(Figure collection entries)
----------
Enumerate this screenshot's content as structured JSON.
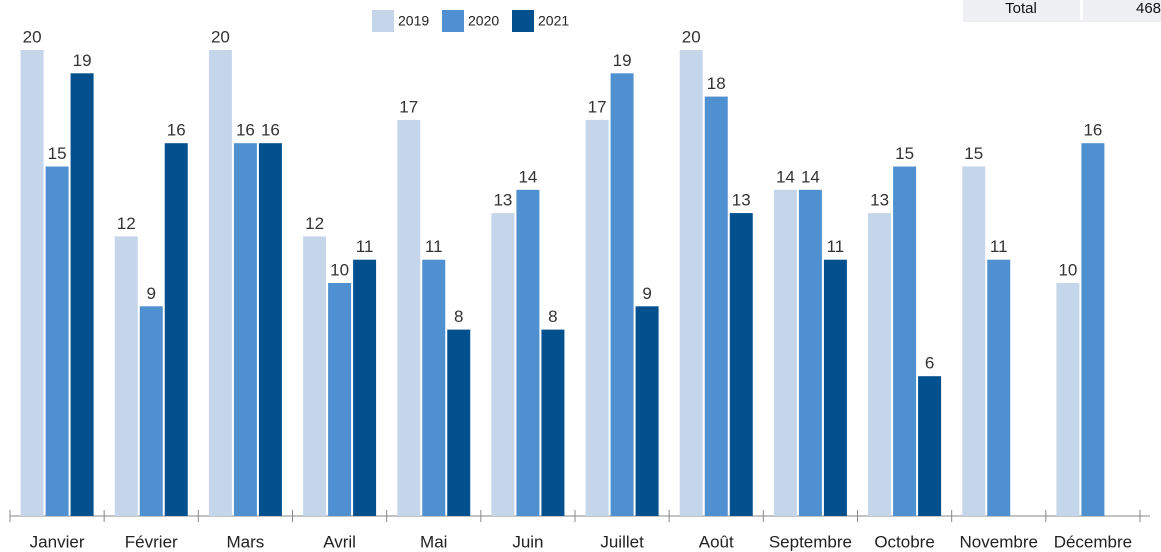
{
  "chart_data": {
    "type": "bar",
    "categories": [
      "Janvier",
      "Février",
      "Mars",
      "Avril",
      "Mai",
      "Juin",
      "Juillet",
      "Août",
      "Septembre",
      "Octobre",
      "Novembre",
      "Décembre"
    ],
    "series": [
      {
        "name": "2019",
        "color": "#c5d6eb",
        "values": [
          20,
          12,
          20,
          12,
          17,
          13,
          17,
          20,
          14,
          13,
          15,
          10
        ]
      },
      {
        "name": "2020",
        "color": "#4f91d0",
        "values": [
          15,
          9,
          16,
          10,
          11,
          14,
          19,
          18,
          14,
          15,
          11,
          16
        ]
      },
      {
        "name": "2021",
        "color": "#03508f",
        "values": [
          19,
          16,
          16,
          11,
          8,
          8,
          9,
          13,
          11,
          6,
          null,
          null
        ]
      }
    ],
    "ylim": [
      0,
      20
    ],
    "legend": "top"
  },
  "total_table": {
    "label": "Total",
    "value": 468
  }
}
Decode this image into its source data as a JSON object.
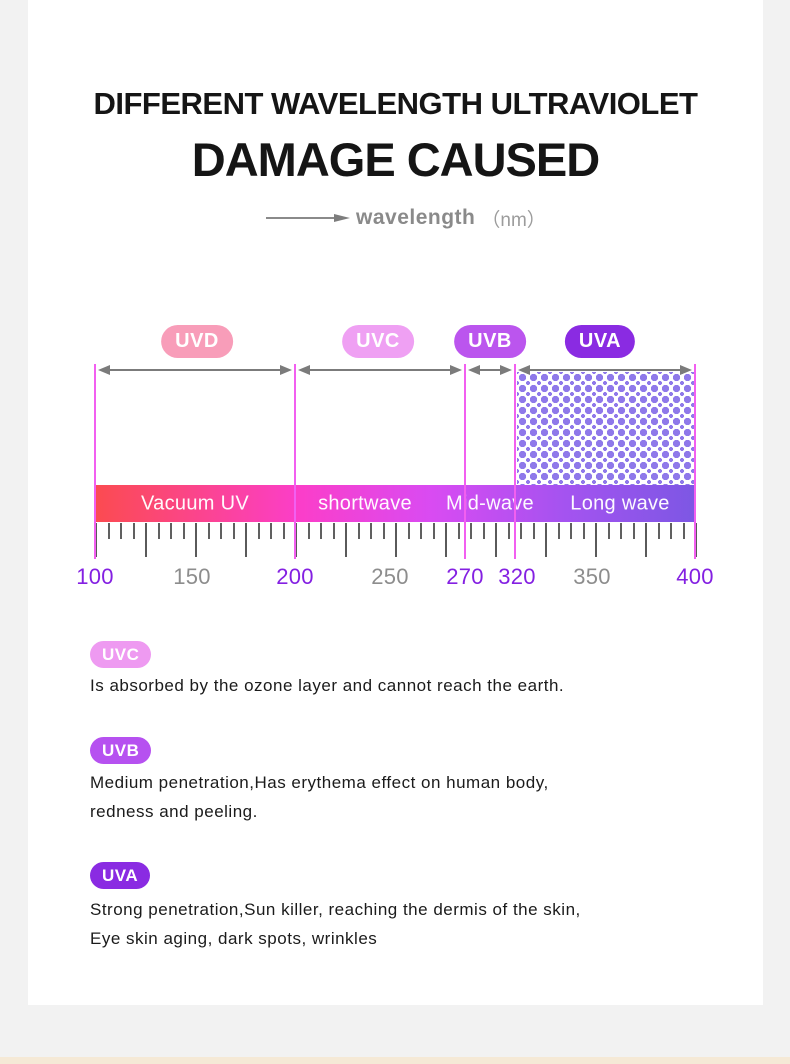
----------
Written request
Reproduce all of the material exactly, apart from the pictures.

Correct response
Enumerate this screenshot's content as structured JSON.
{
  "chart_data": {
    "type": "bar",
    "categories": [
      "Janvier",
      "Février",
      "Mars",
      "Avril",
      "Mai",
      "Juin",
      "Juillet",
      "Août",
      "Septembre",
      "Octobre",
      "Novembre",
      "Décembre"
    ],
    "series": [
      {
        "name": "2019",
        "color": "#c5d6eb",
        "values": [
          20,
          12,
          20,
          12,
          17,
          13,
          17,
          20,
          14,
          13,
          15,
          10
        ]
      },
      {
        "name": "2020",
        "color": "#4f91d0",
        "values": [
          15,
          9,
          16,
          10,
          11,
          14,
          19,
          18,
          14,
          15,
          11,
          16
        ]
      },
      {
        "name": "2021",
        "color": "#03508f",
        "values": [
          19,
          16,
          16,
          11,
          8,
          8,
          9,
          13,
          11,
          6,
          null,
          null
        ]
      }
    ],
    "ylim": [
      0,
      20
    ],
    "legend": "top"
  },
  "total_table": {
    "label": "Total",
    "value": 468
  }
}
Decode this image into its source data as a JSON object.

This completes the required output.